:: Data to process

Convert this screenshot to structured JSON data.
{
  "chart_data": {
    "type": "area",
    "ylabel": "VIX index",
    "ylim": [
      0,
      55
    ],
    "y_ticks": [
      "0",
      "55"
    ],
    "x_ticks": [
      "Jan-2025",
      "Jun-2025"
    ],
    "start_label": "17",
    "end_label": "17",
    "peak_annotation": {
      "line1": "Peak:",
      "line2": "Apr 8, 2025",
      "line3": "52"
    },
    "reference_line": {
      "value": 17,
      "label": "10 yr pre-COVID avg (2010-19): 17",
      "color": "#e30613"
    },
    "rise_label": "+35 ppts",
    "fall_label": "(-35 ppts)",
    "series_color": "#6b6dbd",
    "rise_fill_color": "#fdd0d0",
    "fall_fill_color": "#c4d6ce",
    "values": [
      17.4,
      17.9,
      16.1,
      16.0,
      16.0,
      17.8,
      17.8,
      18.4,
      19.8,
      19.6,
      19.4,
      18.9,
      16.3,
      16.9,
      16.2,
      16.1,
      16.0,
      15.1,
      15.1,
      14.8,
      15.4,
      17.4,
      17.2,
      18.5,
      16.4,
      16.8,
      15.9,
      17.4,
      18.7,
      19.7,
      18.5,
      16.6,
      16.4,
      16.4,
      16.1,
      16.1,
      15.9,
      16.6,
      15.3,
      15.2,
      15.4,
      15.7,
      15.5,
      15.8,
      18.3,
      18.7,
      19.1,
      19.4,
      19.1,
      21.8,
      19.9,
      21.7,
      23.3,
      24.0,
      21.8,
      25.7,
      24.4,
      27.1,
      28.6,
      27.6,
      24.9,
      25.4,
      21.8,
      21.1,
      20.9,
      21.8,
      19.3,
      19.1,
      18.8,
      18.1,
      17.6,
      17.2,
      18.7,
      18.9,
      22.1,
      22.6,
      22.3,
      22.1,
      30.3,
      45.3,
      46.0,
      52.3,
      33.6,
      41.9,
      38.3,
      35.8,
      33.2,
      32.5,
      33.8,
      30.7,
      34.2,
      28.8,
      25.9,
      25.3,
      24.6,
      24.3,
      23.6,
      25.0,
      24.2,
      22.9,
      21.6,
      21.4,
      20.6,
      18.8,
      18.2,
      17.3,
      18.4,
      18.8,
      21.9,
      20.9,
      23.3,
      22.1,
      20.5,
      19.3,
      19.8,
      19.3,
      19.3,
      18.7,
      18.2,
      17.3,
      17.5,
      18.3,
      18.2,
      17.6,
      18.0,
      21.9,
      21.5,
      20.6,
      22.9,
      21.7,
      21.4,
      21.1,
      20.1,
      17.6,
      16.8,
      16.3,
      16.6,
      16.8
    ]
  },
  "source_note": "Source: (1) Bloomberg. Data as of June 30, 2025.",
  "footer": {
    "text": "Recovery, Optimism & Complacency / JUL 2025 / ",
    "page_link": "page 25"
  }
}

::::

Exercise description:
Extract every record. Keep wording exact.

Solution to this exercise:
Convert this screenshot to structured JSON data.
{
  "chart_data": {
    "type": "area",
    "ylabel": "VIX index",
    "ylim": [
      0,
      55
    ],
    "y_ticks": [
      "0",
      "55"
    ],
    "x_ticks": [
      "Jan-2025",
      "Jun-2025"
    ],
    "start_label": "17",
    "end_label": "17",
    "peak_annotation": {
      "line1": "Peak:",
      "line2": "Apr 8, 2025",
      "line3": "52"
    },
    "reference_line": {
      "value": 17,
      "label": "10 yr pre-COVID avg (2010-19): 17",
      "color": "#e30613"
    },
    "rise_label": "+35 ppts",
    "fall_label": "(-35 ppts)",
    "series_color": "#6b6dbd",
    "rise_fill_color": "#fdd0d0",
    "fall_fill_color": "#c4d6ce",
    "values": [
      17.4,
      17.9,
      16.1,
      16.0,
      16.0,
      17.8,
      17.8,
      18.4,
      19.8,
      19.6,
      19.4,
      18.9,
      16.3,
      16.9,
      16.2,
      16.1,
      16.0,
      15.1,
      15.1,
      14.8,
      15.4,
      17.4,
      17.2,
      18.5,
      16.4,
      16.8,
      15.9,
      17.4,
      18.7,
      19.7,
      18.5,
      16.6,
      16.4,
      16.4,
      16.1,
      16.1,
      15.9,
      16.6,
      15.3,
      15.2,
      15.4,
      15.7,
      15.5,
      15.8,
      18.3,
      18.7,
      19.1,
      19.4,
      19.1,
      21.8,
      19.9,
      21.7,
      23.3,
      24.0,
      21.8,
      25.7,
      24.4,
      27.1,
      28.6,
      27.6,
      24.9,
      25.4,
      21.8,
      21.1,
      20.9,
      21.8,
      19.3,
      19.1,
      18.8,
      18.1,
      17.6,
      17.2,
      18.7,
      18.9,
      22.1,
      22.6,
      22.3,
      22.1,
      30.3,
      45.3,
      46.0,
      52.3,
      33.6,
      41.9,
      38.3,
      35.8,
      33.2,
      32.5,
      33.8,
      30.7,
      34.2,
      28.8,
      25.9,
      25.3,
      24.6,
      24.3,
      23.6,
      25.0,
      24.2,
      22.9,
      21.6,
      21.4,
      20.6,
      18.8,
      18.2,
      17.3,
      18.4,
      18.8,
      21.9,
      20.9,
      23.3,
      22.1,
      20.5,
      19.3,
      19.8,
      19.3,
      19.3,
      18.7,
      18.2,
      17.3,
      17.5,
      18.3,
      18.2,
      17.6,
      18.0,
      21.9,
      21.5,
      20.6,
      22.9,
      21.7,
      21.4,
      21.1,
      20.1,
      17.6,
      16.8,
      16.3,
      16.6,
      16.8
    ]
  },
  "source_note": "Source: (1) Bloomberg. Data as of June 30, 2025.",
  "footer": {
    "text": "Recovery, Optimism & Complacency / JUL 2025 / ",
    "page_link": "page 25"
  }
}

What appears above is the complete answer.